Problem to solve:
Every line below that includes "Fitness" counts toward the total. Report that total alone.

Listing:

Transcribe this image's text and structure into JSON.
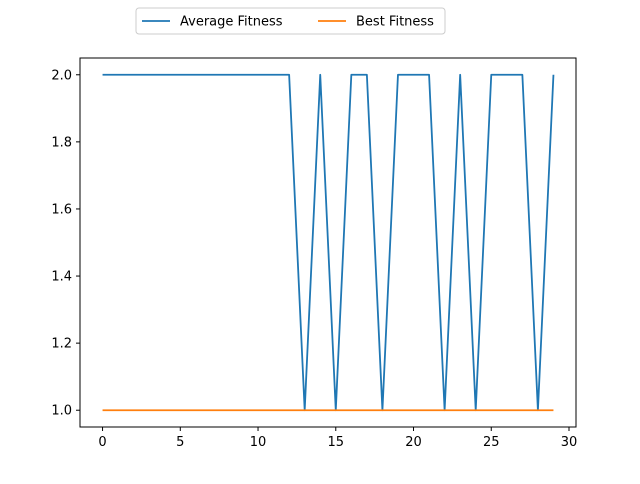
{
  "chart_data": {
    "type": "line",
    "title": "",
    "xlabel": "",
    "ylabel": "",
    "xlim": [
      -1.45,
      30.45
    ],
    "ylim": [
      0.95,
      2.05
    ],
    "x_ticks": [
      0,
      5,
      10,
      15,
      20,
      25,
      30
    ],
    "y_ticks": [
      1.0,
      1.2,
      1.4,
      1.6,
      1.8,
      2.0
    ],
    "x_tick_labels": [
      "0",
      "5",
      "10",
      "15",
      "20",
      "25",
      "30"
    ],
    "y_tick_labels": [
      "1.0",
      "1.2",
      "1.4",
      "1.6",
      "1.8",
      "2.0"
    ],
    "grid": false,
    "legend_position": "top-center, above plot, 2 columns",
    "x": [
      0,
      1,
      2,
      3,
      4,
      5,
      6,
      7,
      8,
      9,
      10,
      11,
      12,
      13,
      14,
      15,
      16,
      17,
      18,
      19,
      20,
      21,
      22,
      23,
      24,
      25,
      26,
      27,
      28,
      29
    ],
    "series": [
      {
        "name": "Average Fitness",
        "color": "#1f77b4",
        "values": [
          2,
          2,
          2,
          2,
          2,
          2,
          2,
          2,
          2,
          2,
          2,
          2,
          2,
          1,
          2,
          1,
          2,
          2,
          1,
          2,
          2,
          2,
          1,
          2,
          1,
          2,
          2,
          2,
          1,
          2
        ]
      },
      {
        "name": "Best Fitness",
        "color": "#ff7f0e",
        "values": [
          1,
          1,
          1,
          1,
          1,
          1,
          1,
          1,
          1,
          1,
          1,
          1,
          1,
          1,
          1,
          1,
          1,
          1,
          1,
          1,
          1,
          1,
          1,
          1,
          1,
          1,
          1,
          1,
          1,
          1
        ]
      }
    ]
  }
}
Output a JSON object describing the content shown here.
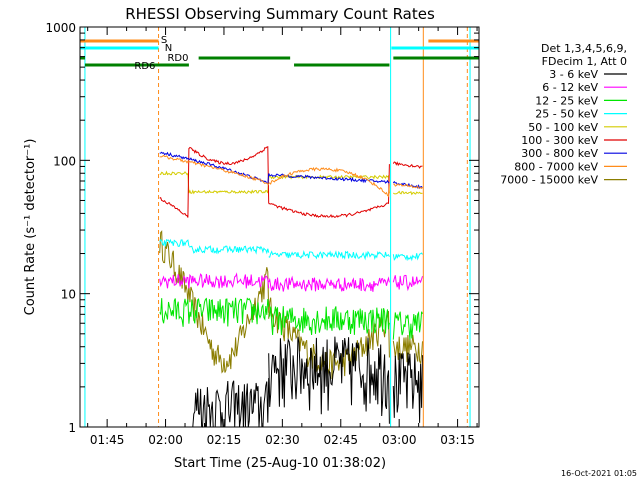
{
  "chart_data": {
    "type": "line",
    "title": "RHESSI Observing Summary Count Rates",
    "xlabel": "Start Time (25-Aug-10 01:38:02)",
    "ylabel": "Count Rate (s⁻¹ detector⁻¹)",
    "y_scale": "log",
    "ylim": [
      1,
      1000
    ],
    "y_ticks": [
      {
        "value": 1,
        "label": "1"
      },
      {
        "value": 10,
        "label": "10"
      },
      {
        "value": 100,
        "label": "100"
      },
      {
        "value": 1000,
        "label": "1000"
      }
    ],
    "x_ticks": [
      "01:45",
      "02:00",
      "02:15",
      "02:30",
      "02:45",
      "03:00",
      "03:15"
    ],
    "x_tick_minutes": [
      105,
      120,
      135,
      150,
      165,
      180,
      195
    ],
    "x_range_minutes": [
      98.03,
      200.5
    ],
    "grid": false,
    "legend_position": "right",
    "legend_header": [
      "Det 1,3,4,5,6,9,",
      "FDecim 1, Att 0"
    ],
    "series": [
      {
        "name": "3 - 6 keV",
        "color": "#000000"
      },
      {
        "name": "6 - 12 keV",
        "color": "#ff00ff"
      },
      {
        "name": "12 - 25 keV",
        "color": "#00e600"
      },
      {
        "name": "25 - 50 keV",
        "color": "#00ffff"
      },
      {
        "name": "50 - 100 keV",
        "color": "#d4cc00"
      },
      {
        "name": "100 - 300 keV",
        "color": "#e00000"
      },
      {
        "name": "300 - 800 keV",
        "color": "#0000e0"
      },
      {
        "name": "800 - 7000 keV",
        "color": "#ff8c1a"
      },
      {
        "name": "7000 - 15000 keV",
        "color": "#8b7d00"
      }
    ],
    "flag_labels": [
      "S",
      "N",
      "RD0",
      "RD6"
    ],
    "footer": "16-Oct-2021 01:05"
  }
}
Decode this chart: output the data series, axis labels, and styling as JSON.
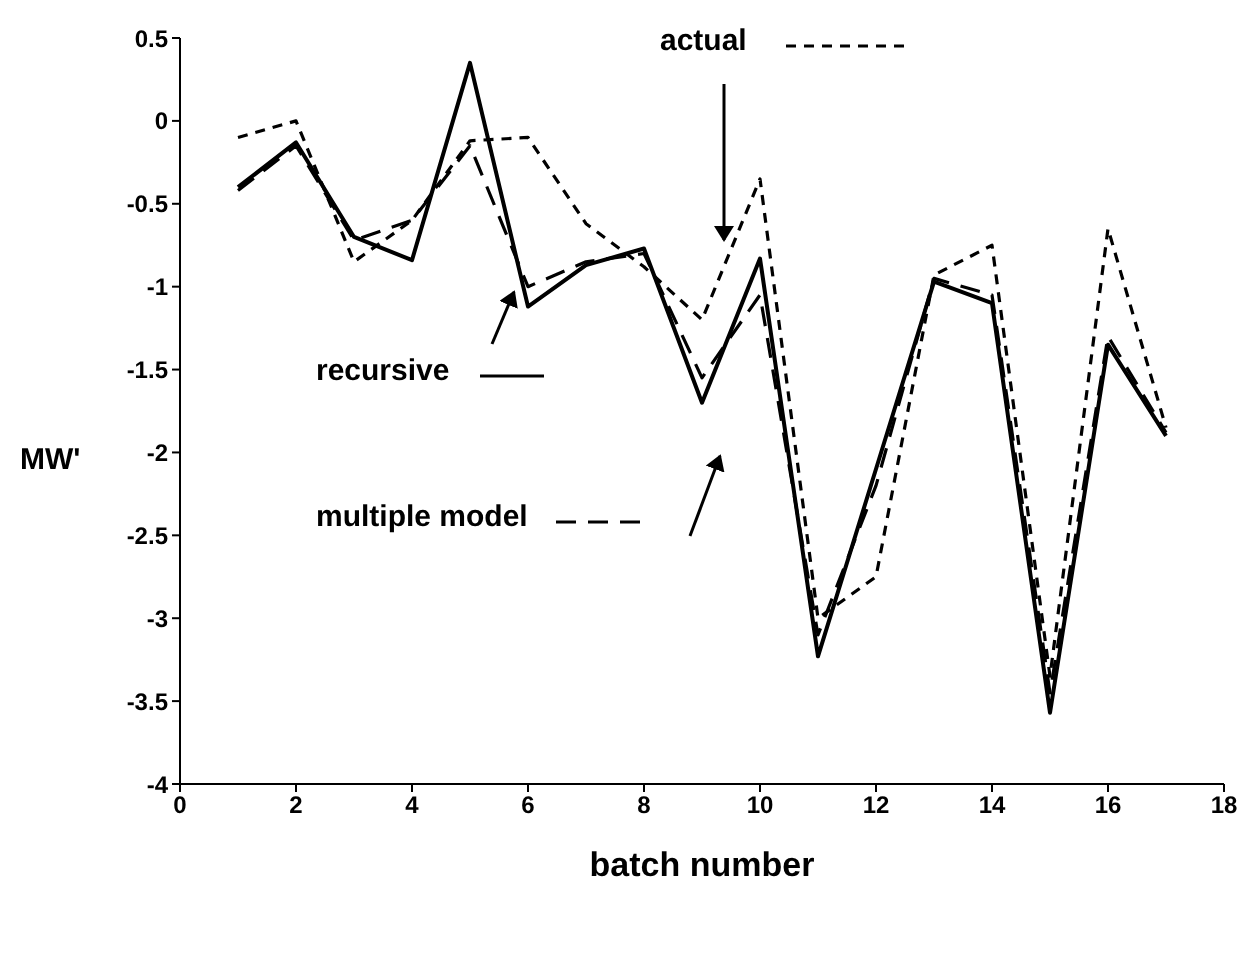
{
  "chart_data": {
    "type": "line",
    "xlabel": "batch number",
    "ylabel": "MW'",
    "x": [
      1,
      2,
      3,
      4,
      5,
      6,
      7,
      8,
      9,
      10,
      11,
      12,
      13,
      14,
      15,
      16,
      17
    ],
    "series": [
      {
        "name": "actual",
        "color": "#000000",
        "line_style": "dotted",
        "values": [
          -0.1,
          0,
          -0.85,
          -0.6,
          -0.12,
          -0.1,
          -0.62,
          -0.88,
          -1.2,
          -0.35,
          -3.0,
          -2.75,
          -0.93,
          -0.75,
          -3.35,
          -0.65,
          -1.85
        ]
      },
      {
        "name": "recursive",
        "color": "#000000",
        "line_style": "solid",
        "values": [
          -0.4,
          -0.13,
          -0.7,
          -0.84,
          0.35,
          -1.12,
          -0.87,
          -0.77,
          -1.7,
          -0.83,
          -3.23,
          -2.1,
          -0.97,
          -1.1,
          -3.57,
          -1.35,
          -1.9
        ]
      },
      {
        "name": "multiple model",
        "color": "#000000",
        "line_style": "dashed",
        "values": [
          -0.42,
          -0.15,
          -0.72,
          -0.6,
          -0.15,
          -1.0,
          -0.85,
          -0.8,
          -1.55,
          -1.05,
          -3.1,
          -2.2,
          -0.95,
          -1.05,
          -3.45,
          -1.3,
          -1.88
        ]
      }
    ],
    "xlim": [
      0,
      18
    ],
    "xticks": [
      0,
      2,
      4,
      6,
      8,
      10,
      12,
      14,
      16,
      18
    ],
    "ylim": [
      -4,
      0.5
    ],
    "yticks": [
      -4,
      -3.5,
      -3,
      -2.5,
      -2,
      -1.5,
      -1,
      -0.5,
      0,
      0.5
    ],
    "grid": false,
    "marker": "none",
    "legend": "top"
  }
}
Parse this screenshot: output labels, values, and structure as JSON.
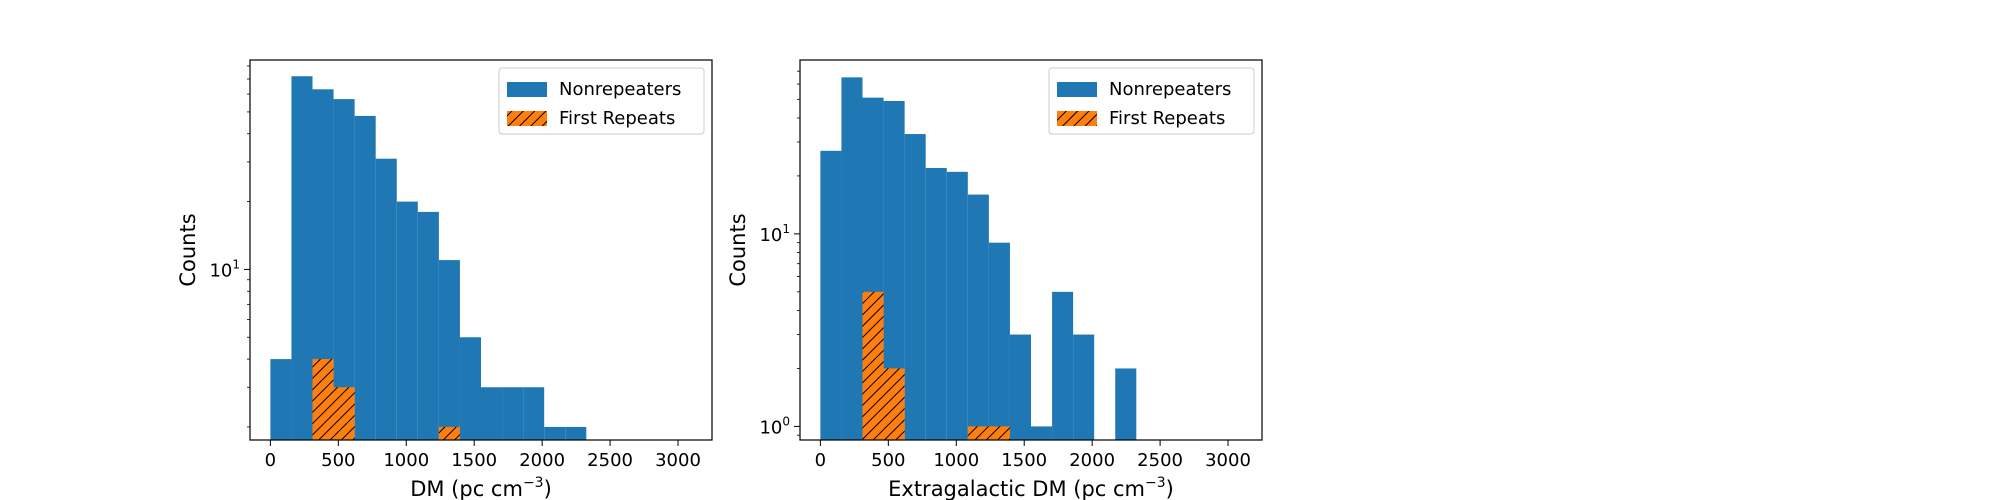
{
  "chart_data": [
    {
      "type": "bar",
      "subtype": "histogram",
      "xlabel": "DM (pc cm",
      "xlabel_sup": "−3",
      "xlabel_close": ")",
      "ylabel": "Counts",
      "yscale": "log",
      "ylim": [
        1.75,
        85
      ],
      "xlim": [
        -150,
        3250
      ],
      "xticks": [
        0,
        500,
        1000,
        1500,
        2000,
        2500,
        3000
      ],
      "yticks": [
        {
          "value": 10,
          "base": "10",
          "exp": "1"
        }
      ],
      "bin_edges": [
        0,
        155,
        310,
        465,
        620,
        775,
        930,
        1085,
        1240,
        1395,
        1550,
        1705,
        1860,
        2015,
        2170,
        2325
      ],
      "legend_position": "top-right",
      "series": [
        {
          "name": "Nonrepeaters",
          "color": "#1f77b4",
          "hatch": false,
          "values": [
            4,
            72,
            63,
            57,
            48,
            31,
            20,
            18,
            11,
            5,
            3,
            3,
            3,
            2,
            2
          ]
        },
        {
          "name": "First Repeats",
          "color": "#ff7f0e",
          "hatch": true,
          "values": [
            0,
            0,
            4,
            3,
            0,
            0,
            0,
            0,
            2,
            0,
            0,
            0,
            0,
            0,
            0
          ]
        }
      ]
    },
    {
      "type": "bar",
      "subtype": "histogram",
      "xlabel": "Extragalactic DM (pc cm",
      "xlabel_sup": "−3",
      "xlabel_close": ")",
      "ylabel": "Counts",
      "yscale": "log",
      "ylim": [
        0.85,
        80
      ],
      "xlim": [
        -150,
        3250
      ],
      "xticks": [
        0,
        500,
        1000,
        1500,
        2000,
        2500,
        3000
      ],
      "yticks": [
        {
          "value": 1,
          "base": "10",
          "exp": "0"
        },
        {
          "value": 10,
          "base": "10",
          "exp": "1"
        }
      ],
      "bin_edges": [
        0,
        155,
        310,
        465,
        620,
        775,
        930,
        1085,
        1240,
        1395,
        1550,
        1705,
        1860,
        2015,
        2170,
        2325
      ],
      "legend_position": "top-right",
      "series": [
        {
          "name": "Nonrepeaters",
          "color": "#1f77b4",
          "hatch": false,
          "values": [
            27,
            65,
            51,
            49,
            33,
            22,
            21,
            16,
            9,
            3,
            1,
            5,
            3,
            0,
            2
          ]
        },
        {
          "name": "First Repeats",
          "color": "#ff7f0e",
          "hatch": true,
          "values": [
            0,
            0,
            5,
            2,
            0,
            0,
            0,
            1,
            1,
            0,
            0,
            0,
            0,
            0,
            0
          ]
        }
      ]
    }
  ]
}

Full output:
2